Entries from a dataset:

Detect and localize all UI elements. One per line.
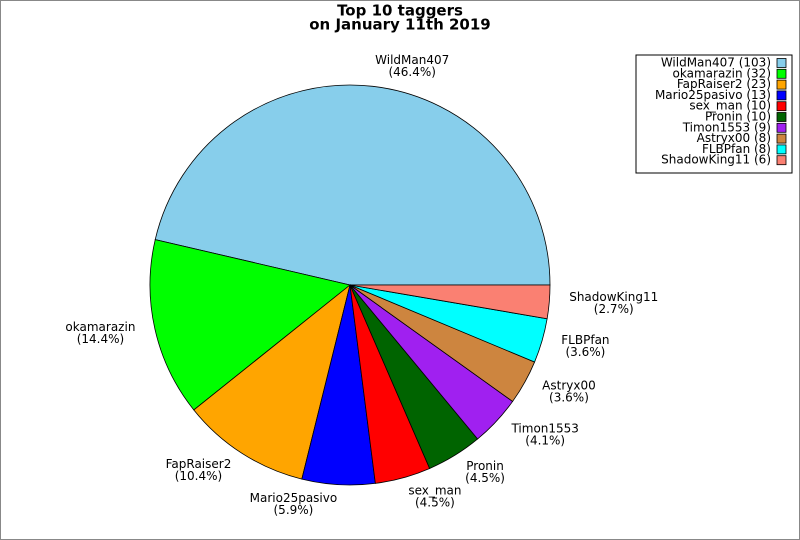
slice-value-label: (10.4%) xyxy=(175,469,222,483)
legend-swatch xyxy=(776,79,787,90)
legend-swatch xyxy=(776,155,787,166)
slice-value-label: (2.7%) xyxy=(594,302,634,316)
legend-swatch xyxy=(776,68,787,79)
legend-swatch xyxy=(776,144,787,155)
legend-label: FapRaiser2 (23) xyxy=(677,77,771,91)
legend-label: Astryx00 (8) xyxy=(697,131,771,145)
slice-label: FapRaiser2 xyxy=(166,457,232,471)
slice-label: okamarazin xyxy=(65,320,135,334)
legend-label: ShadowKing11 (6) xyxy=(661,153,771,167)
pie-slice xyxy=(149,239,351,411)
chart-title: Top 10 taggers xyxy=(337,2,463,20)
slice-label: FLBPfan xyxy=(561,333,609,347)
legend-swatch xyxy=(776,133,787,144)
legend-swatch xyxy=(776,122,787,133)
slice-value-label: (5.9%) xyxy=(274,503,314,517)
legend-swatch xyxy=(776,58,787,68)
slice-label: WildMan407 xyxy=(375,53,449,67)
legend-label: FLBPfan (8) xyxy=(702,142,771,156)
legend-label: sex_man (10) xyxy=(689,99,771,113)
slice-value-label: (4.1%) xyxy=(525,433,565,447)
legend-label: Pronin (10) xyxy=(705,110,771,124)
legend-swatch xyxy=(776,112,787,122)
slice-label: Astryx00 xyxy=(542,379,596,393)
legend-label: WildMan407 (103) xyxy=(661,56,771,70)
pie-slice xyxy=(193,283,351,480)
pie-slice xyxy=(349,284,551,320)
legend-swatch xyxy=(776,90,787,101)
slice-label: Timon1553 xyxy=(510,421,578,435)
slice-label: sex_man xyxy=(408,484,461,498)
slice-label: Pronin xyxy=(466,459,504,473)
slice-value-label: (46.4%) xyxy=(388,65,435,79)
slice-value-label: (4.5%) xyxy=(415,496,455,510)
slice-label: ShadowKing11 xyxy=(569,290,658,304)
slice-label: Mario25pasivo xyxy=(250,491,338,505)
legend-box xyxy=(635,54,793,174)
slice-value-label: (4.5%) xyxy=(465,471,505,485)
legend-label: Timon1553 (9) xyxy=(682,120,771,134)
legend-swatch xyxy=(776,101,787,112)
legend-label: Mario25pasivo (13) xyxy=(655,88,771,102)
pie-slice xyxy=(154,84,551,286)
slice-value-label: (3.6%) xyxy=(565,345,605,359)
slice-value-label: (3.6%) xyxy=(549,391,589,405)
slice-value-label: (14.4%) xyxy=(77,332,124,346)
legend-label: okamarazin (32) xyxy=(673,66,771,80)
chart-subtitle: on January 11th 2019 xyxy=(309,16,490,34)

» WHAT TO PRODUCE
Return, without any change, every line of the material from the one containing "slice-value-label: (10.4%) xyxy=(175,469,222,483)" down to the one containing "legend-swatch xyxy=(776,90,787,101)", both of those included.

» COMPLETED TASK
slice-value-label: (10.4%) xyxy=(175,469,222,483)
legend-swatch xyxy=(776,79,787,90)
legend-swatch xyxy=(776,155,787,166)
slice-value-label: (2.7%) xyxy=(594,302,634,316)
legend-swatch xyxy=(776,68,787,79)
legend-swatch xyxy=(776,144,787,155)
legend-label: FapRaiser2 (23) xyxy=(677,77,771,91)
legend-label: Astryx00 (8) xyxy=(697,131,771,145)
slice-label: FapRaiser2 xyxy=(166,457,232,471)
slice-label: okamarazin xyxy=(65,320,135,334)
legend-label: ShadowKing11 (6) xyxy=(661,153,771,167)
pie-slice xyxy=(149,239,351,411)
chart-title: Top 10 taggers xyxy=(337,2,463,20)
slice-label: FLBPfan xyxy=(561,333,609,347)
legend-swatch xyxy=(776,133,787,144)
legend-swatch xyxy=(776,122,787,133)
slice-value-label: (5.9%) xyxy=(274,503,314,517)
legend-swatch xyxy=(776,58,787,68)
slice-label: WildMan407 xyxy=(375,53,449,67)
legend-label: FLBPfan (8) xyxy=(702,142,771,156)
legend-label: sex_man (10) xyxy=(689,99,771,113)
slice-value-label: (4.1%) xyxy=(525,433,565,447)
legend-label: Pronin (10) xyxy=(705,110,771,124)
legend-swatch xyxy=(776,112,787,122)
slice-label: Astryx00 xyxy=(542,379,596,393)
legend-label: WildMan407 (103) xyxy=(661,56,771,70)
pie-slice xyxy=(193,283,351,480)
pie-slice xyxy=(349,284,551,320)
legend-swatch xyxy=(776,90,787,101)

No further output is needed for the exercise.